** BEGIN **

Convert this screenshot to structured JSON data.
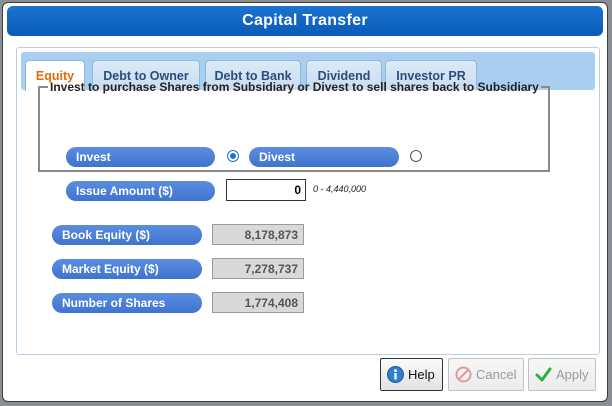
{
  "window": {
    "title": "Capital Transfer"
  },
  "tabs": [
    {
      "label": "Equity",
      "active": true
    },
    {
      "label": "Debt to Owner",
      "active": false
    },
    {
      "label": "Debt to Bank",
      "active": false
    },
    {
      "label": "Dividend",
      "active": false
    },
    {
      "label": "Investor PR",
      "active": false
    }
  ],
  "form": {
    "group_title": "Invest to purchase Shares from Subsidiary or Divest to sell shares back to Subsidiary",
    "invest_label": "Invest",
    "divest_label": "Divest",
    "selected_option": "Invest",
    "issue_amount_label": "Issue Amount ($)",
    "issue_amount_value": "0",
    "issue_amount_range": "0 - 4,440,000"
  },
  "stats": {
    "book_equity_label": "Book Equity ($)",
    "book_equity_value": "8,178,873",
    "market_equity_label": "Market Equity ($)",
    "market_equity_value": "7,278,737",
    "shares_label": "Number of Shares",
    "shares_value": "1,774,408"
  },
  "buttons": {
    "help": "Help",
    "cancel": "Cancel",
    "apply": "Apply"
  },
  "colors": {
    "title_bar": "#0a5ab8",
    "pill": "#4a7fd8",
    "active_tab_text": "#e06d0c",
    "tab_strip": "#a9cff0"
  },
  "icons": {
    "help": "info-icon",
    "cancel": "cancel-icon",
    "apply": "checkmark-icon"
  }
}
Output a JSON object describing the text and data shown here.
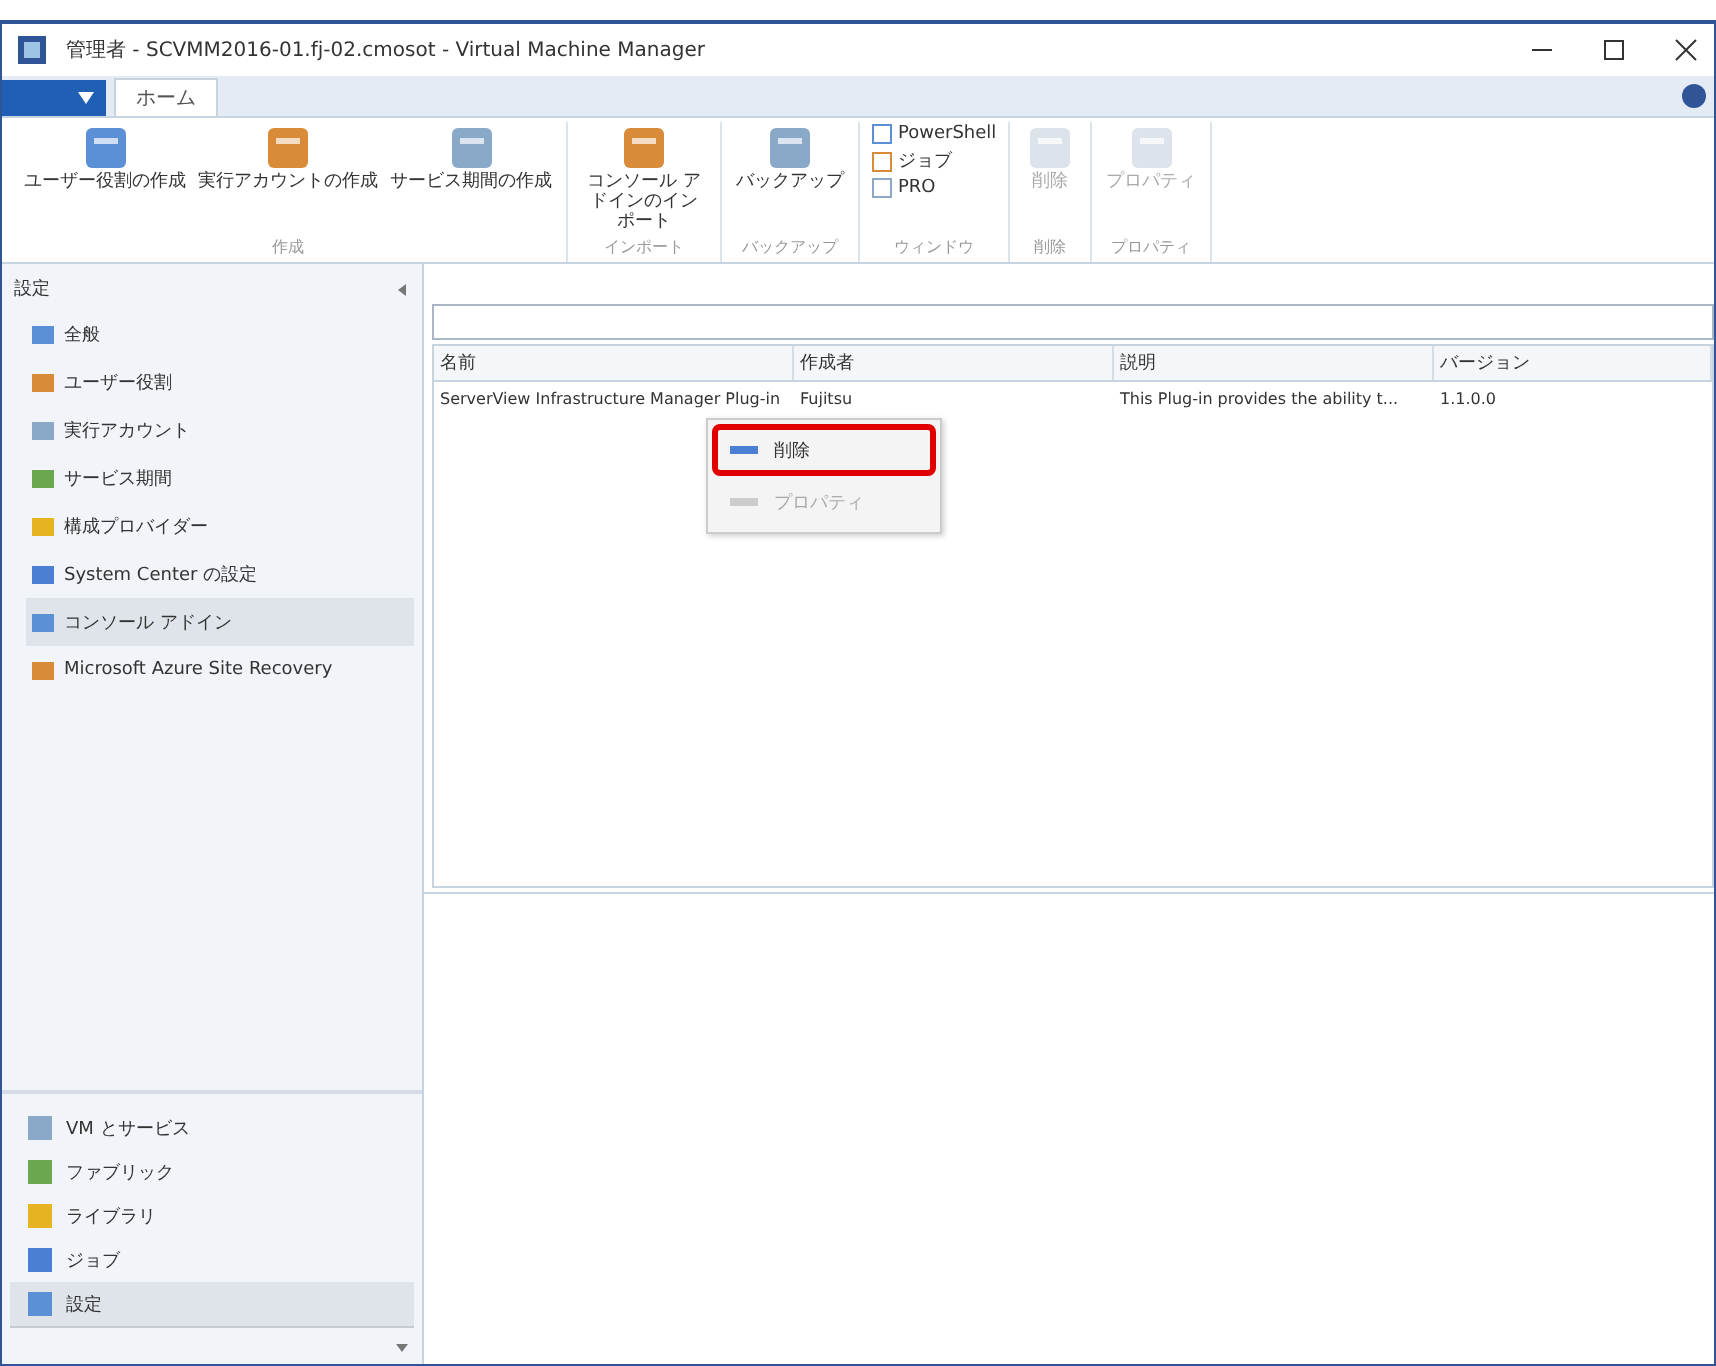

** END **

--- REQUIRED TASK ---
Reply with the number of lines in the preceding entries that contain "JSON", and no other words.

--- WORKED SOLUTION ---
2